TASK TO CARRY OUT
Give an exact copy of every line, leaving images out.

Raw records
• • • • • • •
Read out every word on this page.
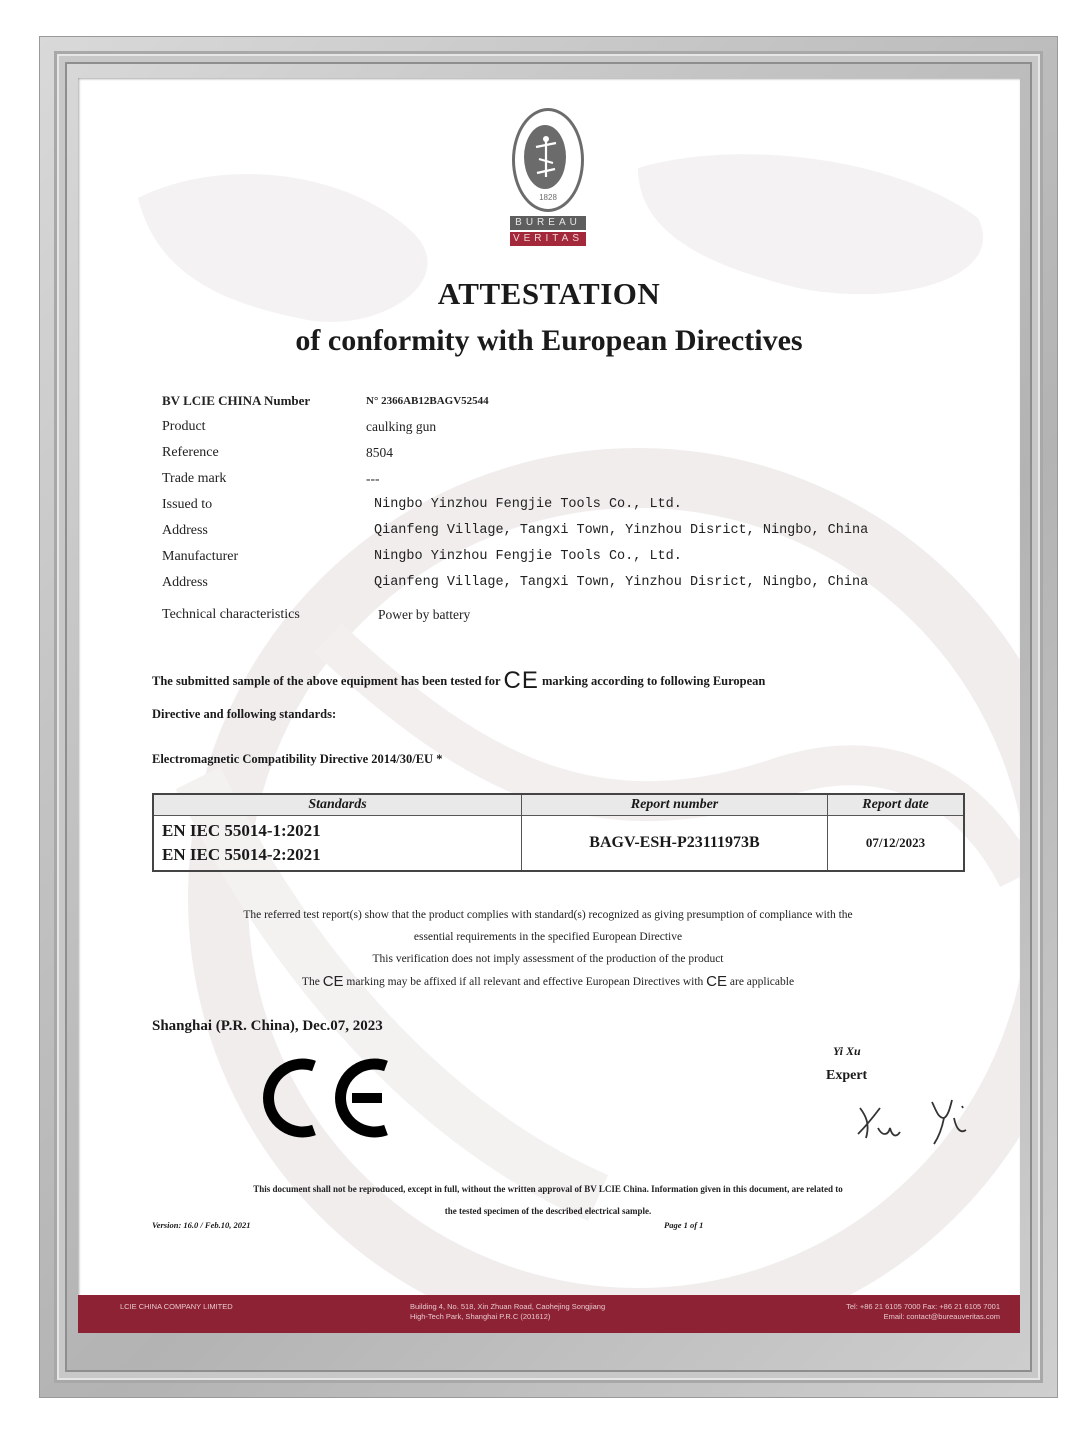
1828
BUREAU
VERITAS
ATTESTATION
of conformity with European Directives
BV LCIE CHINA Number	N° 2366AB12BAGV52544
Product	caulking gun
Reference	8504
Trade mark	---
Issued to	Ningbo Yinzhou Fengjie Tools Co., Ltd.
Address	Qianfeng Village, Tangxi Town, Yinzhou Disrict, Ningbo, China
Manufacturer	Ningbo Yinzhou Fengjie Tools Co., Ltd.
Address	Qianfeng Village, Tangxi Town, Yinzhou Disrict, Ningbo, China
Technical characteristics	Power by battery
The submitted sample of the above equipment has been tested for CE marking according to following European
Directive and following standards:
Electromagnetic Compatibility Directive 2014/30/EU *
Standards	Report number	Report date

EN IEC 55014-1:2021
EN IEC 55014-2:2021	BAGV-ESH-P23111973B	07/12/2023
The referred test report(s) show that the product complies with standard(s) recognized as giving presumption of compliance with the
essential requirements in the specified European Directive
This verification does not imply assessment of the production of the product
The CE marking may be affixed if all relevant and effective European Directives with CE are applicable
Shanghai (P.R. China), Dec.07, 2023
Yi Xu
Expert
This document shall not be reproduced, except in full, without the written approval of BV LCIE China. Information given in this document, are related to
the tested specimen of the described electrical sample.
Version: 16.0 / Feb.10, 2021	Page 1 of 1
LCIE CHINA COMPANY LIMITED	Building 4, No. 518, Xin Zhuan Road, Caohejing Songjiang
High-Tech Park, Shanghai P.R.C (201612)
Tel: +86 21 6105 7000 Fax: +86 21 6105 7001
Email: contact@bureauveritas.com
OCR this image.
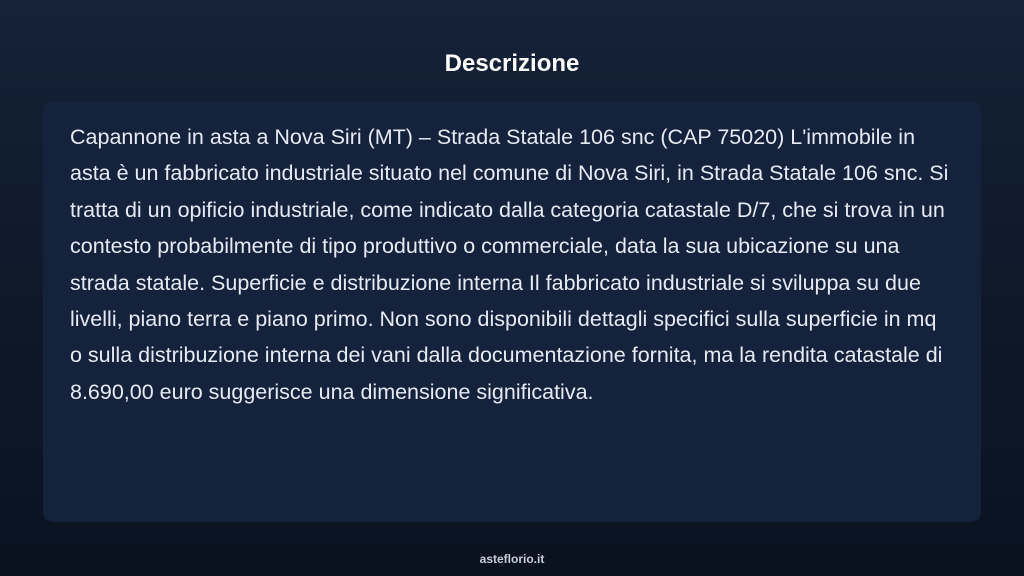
Descrizione

Capannone in asta a Nova Siri (MT) – Strada Statale 106 snc (CAP 75020) L'immobile in asta è un fabbricato industriale situato nel comune di Nova Siri, in Strada Statale 106 snc. Si tratta di un opificio industriale, come indicato dalla categoria catastale D/7, che si trova in un contesto probabilmente di tipo produttivo o commerciale, data la sua ubicazione su una strada statale. Superficie e distribuzione interna Il fabbricato industriale si sviluppa su due livelli, piano terra e piano primo. Non sono disponibili dettagli specifici sulla superficie in mq o sulla distribuzione interna dei vani dalla documentazione fornita, ma la rendita catastale di 8.690,00 euro suggerisce una dimensione significativa.

asteflorio.it
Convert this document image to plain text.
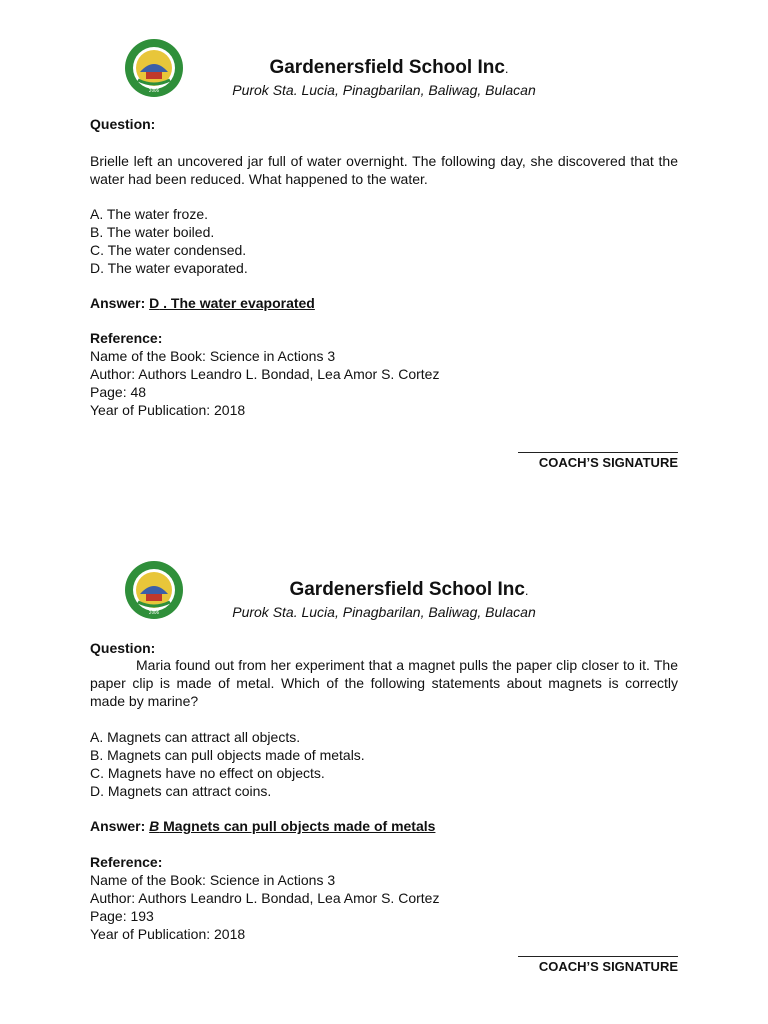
2006
Gardenersfield School Inc.
Purok Sta. Lucia, Pinagbarilan, Baliwag, Bulacan
Question:
Brielle left an uncovered jar full of water overnight. The following day, she discovered that the water had been reduced. What happened to the water.
A. The water froze.
B. The water boiled.
C. The water condensed.
D. The water evaporated.
Answer: D . The water evaporated
Reference:
Name of the Book: Science in Actions 3
Author: Authors Leandro L. Bondad, Lea Amor S. Cortez
Page: 48
Year of Publication: 2018
COACH’S SIGNATURE
2006
Gardenersfield School Inc.
Purok Sta. Lucia, Pinagbarilan, Baliwag, Bulacan
Question:
Maria found out from her experiment that a magnet pulls the paper clip closer to it. The paper clip is made of metal. Which of the following statements about magnets is correctly made by marine?
A. Magnets can attract all objects.
B. Magnets can pull objects made of metals.
C. Magnets have no effect on objects.
D. Magnets can attract coins.
Answer: B Magnets can pull objects made of metals
Reference:
Name of the Book: Science in Actions 3
Author: Authors Leandro L. Bondad, Lea Amor S. Cortez
Page: 193
Year of Publication: 2018
COACH’S SIGNATURE
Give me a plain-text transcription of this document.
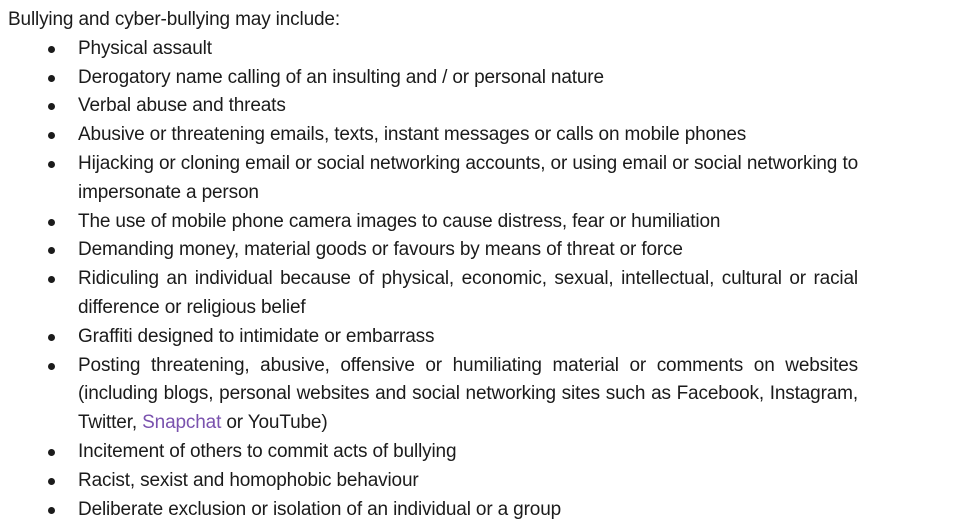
Bullying and cyber-bullying may include:
Physical assault
Derogatory name calling of an insulting and / or personal nature
Verbal abuse and threats
Abusive or threatening emails, texts, instant messages or calls on mobile phones
Hijacking or cloning email or social networking accounts, or using email or social networking to impersonate a person
The use of mobile phone camera images to cause distress, fear or humiliation
Demanding money, material goods or favours by means of threat or force
Ridiculing an individual because of physical, economic, sexual, intellectual, cultural or racial difference or religious belief
Graffiti designed to intimidate or embarrass
Posting threatening, abusive, offensive or humiliating material or comments on websites (including blogs, personal websites and social networking sites such as Facebook, Instagram, Twitter, Snapchat or YouTube)
Incitement of others to commit acts of bullying
Racist, sexist and homophobic behaviour
Deliberate exclusion or isolation of an individual or a group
• • • • • • •
WORKED ANSWER
Read out every word on this page.
1828
BUREAU
VERITAS
ATTESTATION
of conformity with European Directives
BV LCIE CHINA Number	N° 2366AB12BAGV52544
Product	caulking gun
Reference	8504
Trade mark	---
Issued to	Ningbo Yinzhou Fengjie Tools Co., Ltd.
Address	Qianfeng Village, Tangxi Town, Yinzhou Disrict, Ningbo, China
Manufacturer	Ningbo Yinzhou Fengjie Tools Co., Ltd.
Address	Qianfeng Village, Tangxi Town, Yinzhou Disrict, Ningbo, China
Technical characteristics	Power by battery
The submitted sample of the above equipment has been tested for CE marking according to following European
Directive and following standards:
Electromagnetic Compatibility Directive 2014/30/EU *
Standards	Report number	Report date

EN IEC 55014-1:2021
EN IEC 55014-2:2021	BAGV-ESH-P23111973B	07/12/2023
The referred test report(s) show that the product complies with standard(s) recognized as giving presumption of compliance with the
essential requirements in the specified European Directive
This verification does not imply assessment of the production of the product
The CE marking may be affixed if all relevant and effective European Directives with CE are applicable
Shanghai (P.R. China), Dec.07, 2023
Yi Xu
Expert
This document shall not be reproduced, except in full, without the written approval of BV LCIE China. Information given in this document, are related to
the tested specimen of the described electrical sample.
Version: 16.0 / Feb.10, 2021	Page 1 of 1
LCIE CHINA COMPANY LIMITED	Building 4, No. 518, Xin Zhuan Road, Caohejing Songjiang
High-Tech Park, Shanghai P.R.C (201612)
Tel: +86 21 6105 7000 Fax: +86 21 6105 7001
Email: contact@bureauveritas.com
OCR this image.
Descrizione

Capannone in asta a Nova Siri (MT) – Strada Statale 106 snc (CAP 75020) L'immobile in asta è un fabbricato industriale situato nel comune di Nova Siri, in Strada Statale 106 snc. Si tratta di un opificio industriale, come indicato dalla categoria catastale D/7, che si trova in un contesto probabilmente di tipo produttivo o commerciale, data la sua ubicazione su una strada statale. Superficie e distribuzione interna Il fabbricato industriale si sviluppa su due livelli, piano terra e piano primo. Non sono disponibili dettagli specifici sulla superficie in mq o sulla distribuzione interna dei vani dalla documentazione fornita, ma la rendita catastale di 8.690,00 euro suggerisce una dimensione significativa.

asteflorio.it
Convert this document image to plain text.
2006
Gardenersfield School Inc.
Purok Sta. Lucia, Pinagbarilan, Baliwag, Bulacan
Question:
Brielle left an uncovered jar full of water overnight. The following day, she discovered that the water had been reduced. What happened to the water.
A. The water froze.
B. The water boiled.
C. The water condensed.
D. The water evaporated.
Answer: D . The water evaporated
Reference:
Name of the Book: Science in Actions 3
Author: Authors Leandro L. Bondad, Lea Amor S. Cortez
Page: 48
Year of Publication: 2018
COACH’S SIGNATURE
2006
Gardenersfield School Inc.
Purok Sta. Lucia, Pinagbarilan, Baliwag, Bulacan
Question:
Maria found out from her experiment that a magnet pulls the paper clip closer to it. The paper clip is made of metal. Which of the following statements about magnets is correctly made by marine?
A. Magnets can attract all objects.
B. Magnets can pull objects made of metals.
C. Magnets have no effect on objects.
D. Magnets can attract coins.
Answer: B Magnets can pull objects made of metals
Reference:
Name of the Book: Science in Actions 3
Author: Authors Leandro L. Bondad, Lea Amor S. Cortez
Page: 193
Year of Publication: 2018
COACH’S SIGNATURE
Give me a plain-text transcription of this document.
Bullying and cyber-bullying may include:
Physical assault
Derogatory name calling of an insulting and / or personal nature
Verbal abuse and threats
Abusive or threatening emails, texts, instant messages or calls on mobile phones
Hijacking or cloning email or social networking accounts, or using email or social networking to impersonate a person
The use of mobile phone camera images to cause distress, fear or humiliation
Demanding money, material goods or favours by means of threat or force
Ridiculing an individual because of physical, economic, sexual, intellectual, cultural or racial difference or religious belief
Graffiti designed to intimidate or embarrass
Posting threatening, abusive, offensive or humiliating material or comments on websites (including blogs, personal websites and social networking sites such as Facebook, Instagram, Twitter, Snapchat or YouTube)
Incitement of others to commit acts of bullying
Racist, sexist and homophobic behaviour
Deliberate exclusion or isolation of an individual or a group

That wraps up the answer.